*SUMBER*.
==============================

JAKARTA - Menjelang akhir pekan, nilai tukar rupiah terhadap dolar AS diperkirakan mengalami pergerakan fluktuatif.
Mata uang Garuda diproyeksi akan bergerak di rentang Rp16.580 hingga Rp16.620 pada perdagangan Jumat, 17 Oktober 2025.
Data penutupan perdagangan Kamis, 16 Oktober 2025, menunjukkan rupiah mengalami pelemahan tipis. Rupiah terdepresiasi sebesar 0,03% atau 5 poin dan ditutup pada level Rp16.581 per dolar AS.
Baca Juga
Sementara itu, indeks dolar AS yang menjadi acuan global juga mengalami penurunan sebesar 0,16% ke posisi 98,63. Hal ini menandakan bahwa tekanan terhadap mata uang global cukup merata dalam beberapa hari terakhir.
Mata uang dari beberapa negara Asia juga mencatat pelemahan terhadap dolar AS. Di antaranya yen Jepang yang melemah 0,11%, dolar Taiwan turun 0,24%, dan peso Filipina melemah 0,15%.
Mata Uang Asia Tunjukkan Pola Campuran
Di sisi lain, beberapa mata uang Asia lainnya justru mencatat penguatan terhadap dolar AS. Misalnya, dolar Hong Kong yang terapresiasi 0,04% dan rupee India naik 0,24%.
Won Korea Selatan menjadi yang paling menonjol dengan penguatan sebesar 0,31% terhadap dolar AS. Perbedaan ini menunjukkan dinamika yang kompleks dalam pasar mata uang kawasan.
Pelemahan nilai tukar rupiah masih tergolong wajar dalam konteks tekanan global yang terjadi saat ini. Pergerakan ini sejalan dengan tren pasar keuangan internasional yang masih diliputi ketidakpastian.
Fluktuasi rupiah dianggap sebagai respons pasar atas kondisi makroekonomi global dan regional. Meski demikian, pelaku pasar tetap optimis stabilitas nilai tukar akan terjaga dalam jangka menengah.

==============================

*BAHAN YANG DISEDIAKAN*.
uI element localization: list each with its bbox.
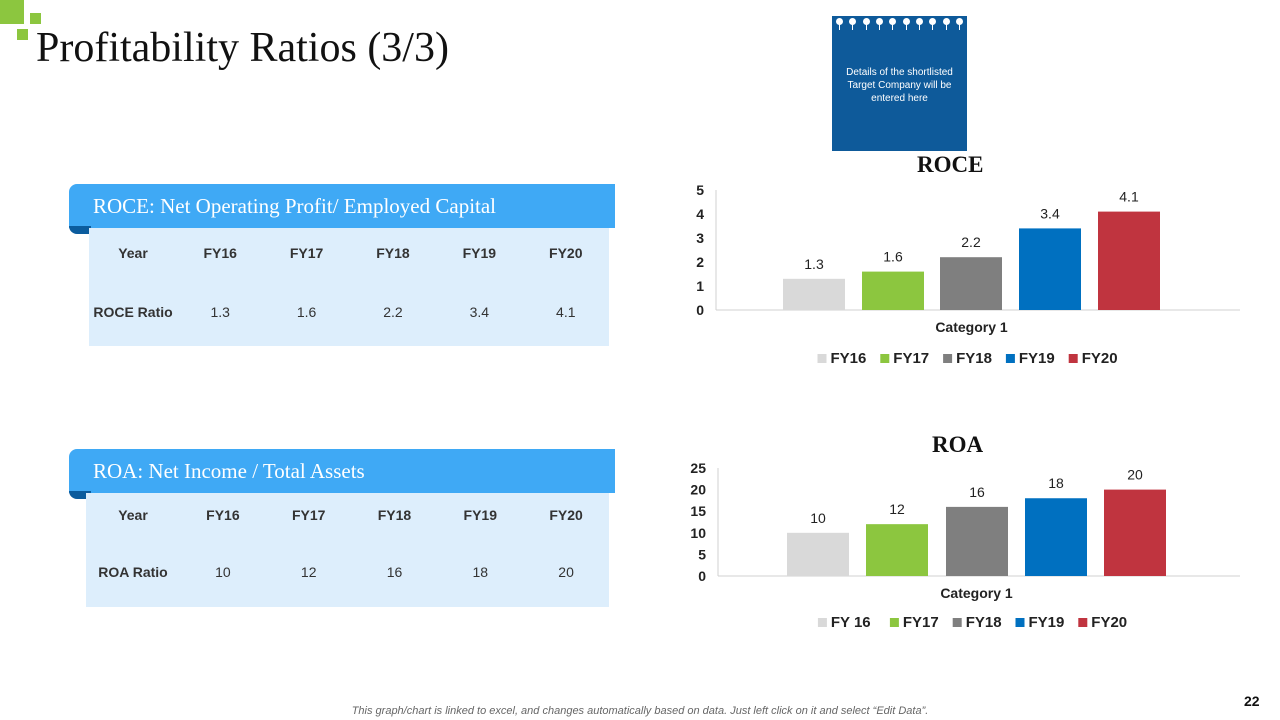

==============================

*INSTRUKSI TUGAS*.
Terjemahkan kalimat "Won Korea Selatan menjadi yang paling menonjol dengan penguatan sebesar 0,31% terhadap dolar AS." dari artikel tentang nilai tukar rupiah ke dalam bahasa Inggris.

*HASIL AKHIR*.
The South Korean won stood out the most, strengthening by 0.31% against the US dollar.